** Task description **
Edit the data from its first line through the line containing "- legend-label: High: [405, 337, 447, 358]", replacing every "circle-point" with "circle-marker" and leaving everything else unchanged.

** Labeled box records **
......
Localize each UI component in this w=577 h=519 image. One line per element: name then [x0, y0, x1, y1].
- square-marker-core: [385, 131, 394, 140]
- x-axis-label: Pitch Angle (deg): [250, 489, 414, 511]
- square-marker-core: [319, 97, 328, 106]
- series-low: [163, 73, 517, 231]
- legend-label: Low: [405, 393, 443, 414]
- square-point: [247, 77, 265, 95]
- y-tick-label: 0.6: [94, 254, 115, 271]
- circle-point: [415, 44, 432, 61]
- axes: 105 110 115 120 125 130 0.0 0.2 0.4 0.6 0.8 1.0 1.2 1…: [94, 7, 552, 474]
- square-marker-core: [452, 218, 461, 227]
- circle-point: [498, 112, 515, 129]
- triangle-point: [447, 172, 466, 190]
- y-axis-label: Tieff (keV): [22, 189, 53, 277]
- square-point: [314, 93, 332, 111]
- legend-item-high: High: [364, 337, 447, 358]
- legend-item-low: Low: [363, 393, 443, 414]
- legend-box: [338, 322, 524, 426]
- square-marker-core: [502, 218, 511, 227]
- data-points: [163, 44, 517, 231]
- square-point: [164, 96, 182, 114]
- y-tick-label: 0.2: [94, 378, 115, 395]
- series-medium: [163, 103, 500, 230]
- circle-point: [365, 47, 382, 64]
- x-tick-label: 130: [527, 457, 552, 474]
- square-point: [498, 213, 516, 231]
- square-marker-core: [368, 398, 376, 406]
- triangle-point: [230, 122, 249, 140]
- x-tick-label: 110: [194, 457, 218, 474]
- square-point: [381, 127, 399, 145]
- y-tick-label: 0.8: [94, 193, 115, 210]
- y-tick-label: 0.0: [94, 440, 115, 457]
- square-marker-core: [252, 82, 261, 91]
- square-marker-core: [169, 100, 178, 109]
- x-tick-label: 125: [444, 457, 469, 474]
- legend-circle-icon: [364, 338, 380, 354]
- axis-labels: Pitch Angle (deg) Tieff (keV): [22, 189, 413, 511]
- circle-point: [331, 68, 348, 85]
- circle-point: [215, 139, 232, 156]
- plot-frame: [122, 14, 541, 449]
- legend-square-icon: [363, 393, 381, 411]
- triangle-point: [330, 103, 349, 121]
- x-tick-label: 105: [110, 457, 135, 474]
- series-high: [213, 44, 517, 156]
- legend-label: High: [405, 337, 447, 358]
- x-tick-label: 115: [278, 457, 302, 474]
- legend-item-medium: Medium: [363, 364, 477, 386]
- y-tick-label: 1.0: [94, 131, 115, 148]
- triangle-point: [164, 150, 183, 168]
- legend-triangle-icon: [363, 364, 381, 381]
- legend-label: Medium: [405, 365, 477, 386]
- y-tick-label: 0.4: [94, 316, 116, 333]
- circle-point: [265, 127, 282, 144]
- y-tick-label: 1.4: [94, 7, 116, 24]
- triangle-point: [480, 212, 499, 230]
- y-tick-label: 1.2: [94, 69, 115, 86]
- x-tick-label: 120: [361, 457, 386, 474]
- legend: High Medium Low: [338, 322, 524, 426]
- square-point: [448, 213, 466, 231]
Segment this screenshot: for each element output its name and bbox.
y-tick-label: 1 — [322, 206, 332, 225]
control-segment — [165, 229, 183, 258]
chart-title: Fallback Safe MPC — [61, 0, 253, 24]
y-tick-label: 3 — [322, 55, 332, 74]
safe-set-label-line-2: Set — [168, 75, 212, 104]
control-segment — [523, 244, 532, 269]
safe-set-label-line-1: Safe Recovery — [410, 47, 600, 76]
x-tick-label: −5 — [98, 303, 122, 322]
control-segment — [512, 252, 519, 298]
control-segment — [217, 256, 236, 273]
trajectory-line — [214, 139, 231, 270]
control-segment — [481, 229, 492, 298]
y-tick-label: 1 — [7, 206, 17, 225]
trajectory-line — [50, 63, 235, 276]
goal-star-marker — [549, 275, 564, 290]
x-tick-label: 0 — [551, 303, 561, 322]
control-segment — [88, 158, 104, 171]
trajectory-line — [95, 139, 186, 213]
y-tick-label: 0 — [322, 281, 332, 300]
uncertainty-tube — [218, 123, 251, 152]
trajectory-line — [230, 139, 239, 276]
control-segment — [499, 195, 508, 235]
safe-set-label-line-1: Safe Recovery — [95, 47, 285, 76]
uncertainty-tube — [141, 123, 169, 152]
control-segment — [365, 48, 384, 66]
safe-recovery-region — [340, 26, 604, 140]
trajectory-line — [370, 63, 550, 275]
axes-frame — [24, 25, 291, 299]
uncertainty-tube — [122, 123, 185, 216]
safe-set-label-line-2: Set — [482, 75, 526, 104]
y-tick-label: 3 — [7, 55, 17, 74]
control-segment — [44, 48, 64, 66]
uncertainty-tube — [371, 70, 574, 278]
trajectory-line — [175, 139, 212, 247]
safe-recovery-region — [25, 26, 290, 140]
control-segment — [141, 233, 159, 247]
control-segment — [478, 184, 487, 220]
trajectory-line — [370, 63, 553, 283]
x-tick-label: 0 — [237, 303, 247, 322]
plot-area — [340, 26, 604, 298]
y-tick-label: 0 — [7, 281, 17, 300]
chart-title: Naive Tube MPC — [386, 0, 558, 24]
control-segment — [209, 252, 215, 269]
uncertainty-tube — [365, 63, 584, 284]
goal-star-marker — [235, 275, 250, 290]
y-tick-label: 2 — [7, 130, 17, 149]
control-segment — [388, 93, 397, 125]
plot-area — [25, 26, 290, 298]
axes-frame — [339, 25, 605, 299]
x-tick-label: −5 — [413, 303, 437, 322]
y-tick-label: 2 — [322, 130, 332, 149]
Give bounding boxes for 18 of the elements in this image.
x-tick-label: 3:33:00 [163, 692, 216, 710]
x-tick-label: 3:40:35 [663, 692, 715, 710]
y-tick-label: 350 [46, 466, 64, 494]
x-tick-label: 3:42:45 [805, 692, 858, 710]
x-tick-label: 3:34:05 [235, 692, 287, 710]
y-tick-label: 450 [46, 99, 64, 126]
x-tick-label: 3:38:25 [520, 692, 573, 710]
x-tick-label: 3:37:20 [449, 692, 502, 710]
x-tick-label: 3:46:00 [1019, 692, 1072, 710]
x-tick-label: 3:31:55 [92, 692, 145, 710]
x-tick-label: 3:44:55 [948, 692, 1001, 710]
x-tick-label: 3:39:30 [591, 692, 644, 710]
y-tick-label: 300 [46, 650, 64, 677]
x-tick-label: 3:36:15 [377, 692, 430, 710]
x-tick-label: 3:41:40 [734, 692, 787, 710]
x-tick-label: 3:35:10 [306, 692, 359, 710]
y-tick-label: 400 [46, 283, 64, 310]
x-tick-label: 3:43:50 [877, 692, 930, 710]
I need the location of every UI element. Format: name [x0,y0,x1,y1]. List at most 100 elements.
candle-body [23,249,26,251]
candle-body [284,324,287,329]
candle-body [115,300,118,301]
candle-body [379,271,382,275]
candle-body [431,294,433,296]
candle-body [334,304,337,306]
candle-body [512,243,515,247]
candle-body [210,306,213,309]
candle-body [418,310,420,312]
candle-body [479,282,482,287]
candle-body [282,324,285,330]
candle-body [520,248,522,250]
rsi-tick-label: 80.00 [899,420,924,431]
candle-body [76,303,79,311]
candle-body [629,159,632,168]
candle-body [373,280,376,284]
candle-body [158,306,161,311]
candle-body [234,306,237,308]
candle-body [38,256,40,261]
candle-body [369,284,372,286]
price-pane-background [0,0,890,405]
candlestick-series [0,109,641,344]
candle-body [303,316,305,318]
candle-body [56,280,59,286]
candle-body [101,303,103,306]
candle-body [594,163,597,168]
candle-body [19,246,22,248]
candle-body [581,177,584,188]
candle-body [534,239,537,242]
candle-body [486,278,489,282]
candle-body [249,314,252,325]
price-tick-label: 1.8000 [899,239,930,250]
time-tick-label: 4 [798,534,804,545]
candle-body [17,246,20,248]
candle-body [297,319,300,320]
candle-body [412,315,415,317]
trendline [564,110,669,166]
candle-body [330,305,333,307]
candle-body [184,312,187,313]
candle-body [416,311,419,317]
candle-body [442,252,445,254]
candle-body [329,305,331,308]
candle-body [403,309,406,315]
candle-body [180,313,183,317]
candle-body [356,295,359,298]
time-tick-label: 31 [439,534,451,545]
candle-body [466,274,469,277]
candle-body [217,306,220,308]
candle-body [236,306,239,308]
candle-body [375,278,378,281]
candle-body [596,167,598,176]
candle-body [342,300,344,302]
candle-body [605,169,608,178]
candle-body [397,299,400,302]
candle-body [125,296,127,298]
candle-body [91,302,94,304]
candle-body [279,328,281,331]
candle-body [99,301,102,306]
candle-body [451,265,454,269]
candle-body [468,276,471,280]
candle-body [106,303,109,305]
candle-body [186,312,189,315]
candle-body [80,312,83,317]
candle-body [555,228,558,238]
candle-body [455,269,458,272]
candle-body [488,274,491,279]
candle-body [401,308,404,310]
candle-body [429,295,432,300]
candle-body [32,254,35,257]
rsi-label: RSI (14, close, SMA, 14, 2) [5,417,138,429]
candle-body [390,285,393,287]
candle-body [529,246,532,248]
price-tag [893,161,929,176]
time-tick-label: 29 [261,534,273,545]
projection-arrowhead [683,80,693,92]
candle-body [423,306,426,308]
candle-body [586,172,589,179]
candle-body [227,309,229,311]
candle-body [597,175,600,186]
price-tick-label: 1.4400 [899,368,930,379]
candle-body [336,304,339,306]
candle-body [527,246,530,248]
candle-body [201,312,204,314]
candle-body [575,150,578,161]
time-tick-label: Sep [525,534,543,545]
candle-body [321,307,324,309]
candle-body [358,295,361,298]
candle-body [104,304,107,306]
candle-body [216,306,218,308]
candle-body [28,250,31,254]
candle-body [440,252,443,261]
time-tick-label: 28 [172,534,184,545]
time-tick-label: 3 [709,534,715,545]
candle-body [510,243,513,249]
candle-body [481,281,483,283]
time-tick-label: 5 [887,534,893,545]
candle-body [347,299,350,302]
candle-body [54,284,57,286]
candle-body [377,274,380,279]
......
** Solution to this exercise **
Localize each UI component in this w=577 h=519 image. One line per element: name then [x0, y0, x1, y1].
- square-marker-core: [385, 131, 394, 140]
- x-axis-label: Pitch Angle (deg): [250, 489, 414, 511]
- square-marker-core: [319, 97, 328, 106]
- series-low: [163, 73, 517, 231]
- legend-label: Low: [405, 393, 443, 414]
- square-point: [247, 77, 265, 95]
- y-tick-label: 0.6: [94, 254, 115, 271]
- circle-marker: [415, 44, 432, 61]
- axes: 105 110 115 120 125 130 0.0 0.2 0.4 0.6 0.8 1.0 1.2 1…: [94, 7, 552, 474]
- square-marker-core: [452, 218, 461, 227]
- circle-marker: [498, 112, 515, 129]
- triangle-point: [447, 172, 466, 190]
- y-axis-label: Tieff (keV): [22, 189, 53, 277]
- square-point: [314, 93, 332, 111]
- legend-item-high: High: [364, 337, 447, 358]
- legend-item-low: Low: [363, 393, 443, 414]
- legend-box: [338, 322, 524, 426]
- square-marker-core: [502, 218, 511, 227]
- data-points: [163, 44, 517, 231]
- square-point: [164, 96, 182, 114]
- y-tick-label: 0.2: [94, 378, 115, 395]
- series-medium: [163, 103, 500, 230]
- circle-marker: [365, 47, 382, 64]
- x-tick-label: 130: [527, 457, 552, 474]
- square-point: [498, 213, 516, 231]
- square-marker-core: [368, 398, 376, 406]
- triangle-point: [230, 122, 249, 140]
- x-tick-label: 110: [194, 457, 218, 474]
- square-point: [381, 127, 399, 145]
- y-tick-label: 0.8: [94, 193, 115, 210]
- y-tick-label: 0.0: [94, 440, 115, 457]
- square-marker-core: [252, 82, 261, 91]
- square-marker-core: [169, 100, 178, 109]
- x-tick-label: 125: [444, 457, 469, 474]
- legend-circle-icon: [364, 338, 380, 354]
- axis-labels: Pitch Angle (deg) Tieff (keV): [22, 189, 413, 511]
- circle-marker: [331, 68, 348, 85]
- circle-marker: [215, 139, 232, 156]
- plot-frame: [122, 14, 541, 449]
- legend-square-icon: [363, 393, 381, 411]
- triangle-point: [330, 103, 349, 121]
- x-tick-label: 105: [110, 457, 135, 474]
- series-high: [213, 44, 517, 156]
- legend-label: High: [405, 337, 447, 358]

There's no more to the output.